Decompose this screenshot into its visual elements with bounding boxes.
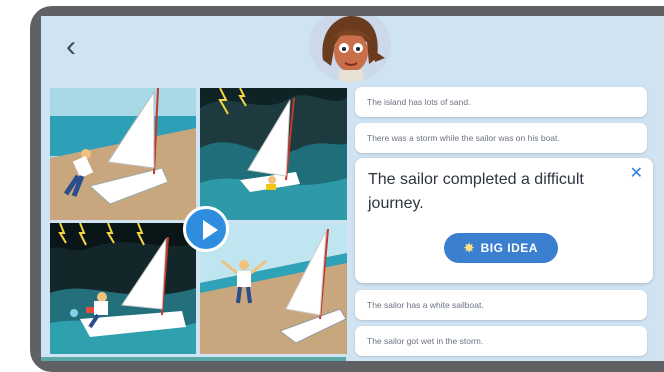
statement-card-3[interactable]: The sailor has a white sailboat. [355, 290, 647, 320]
big-idea-button[interactable]: ✸ BIG IDEA [444, 233, 558, 263]
chevron-left-icon: ‹ [66, 30, 76, 63]
lightbulb-icon: ✸ [464, 241, 475, 255]
comic-strip [50, 88, 347, 354]
comic-panel-beach-push [50, 88, 196, 220]
statement-text: The sailor has a white sailboat. [367, 300, 484, 310]
back-button[interactable]: ‹ [66, 32, 88, 62]
statement-text: The island has lots of sand. [367, 97, 471, 107]
play-button[interactable] [183, 206, 229, 252]
progress-bar [41, 357, 346, 361]
comic-panel-bailing-water [50, 223, 196, 354]
statement-card-1[interactable]: The island has lots of sand. [355, 87, 647, 117]
play-icon [203, 220, 218, 240]
statement-card-2[interactable]: There was a storm while the sailor was o… [355, 123, 647, 153]
selected-statement-card[interactable]: The sailor completed a difficult journey… [355, 158, 653, 283]
statement-card-4[interactable]: The sailor got wet in the storm. [355, 326, 647, 356]
statement-text: There was a storm while the sailor was o… [367, 133, 560, 143]
big-idea-label: BIG IDEA [480, 241, 538, 255]
close-button[interactable]: ✕ [630, 163, 643, 183]
statement-text: The sailor got wet in the storm. [367, 336, 484, 346]
avatar [309, 16, 391, 82]
app-screen: ‹ The island has lots of sand. There was… [41, 16, 664, 361]
selected-statement-text: The sailor completed a difficult journey… [368, 171, 584, 212]
comic-panel-storm-waves [200, 88, 347, 220]
girl-avatar-icon [313, 16, 387, 82]
close-icon: ✕ [629, 165, 643, 182]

● **TASK DESCRIPTION**: Update the data between the lines holding "statement-card-3[interactable]: The sailor" and "back-button[interactable]: ‹ [66, 32, 88, 62]", inclusive, changing "sailboat" to "rowboat" and leaving everything else unchanged.

● **EXERCISE SOLUTION**:
statement-card-3[interactable]: The sailor has a white rowboat. [355, 290, 647, 320]
big-idea-button[interactable]: ✸ BIG IDEA [444, 233, 558, 263]
chevron-left-icon: ‹ [66, 30, 76, 63]
lightbulb-icon: ✸ [464, 241, 475, 255]
comic-strip [50, 88, 347, 354]
comic-panel-beach-push [50, 88, 196, 220]
statement-text: The sailor has a white rowboat. [367, 300, 484, 310]
back-button[interactable]: ‹ [66, 32, 88, 62]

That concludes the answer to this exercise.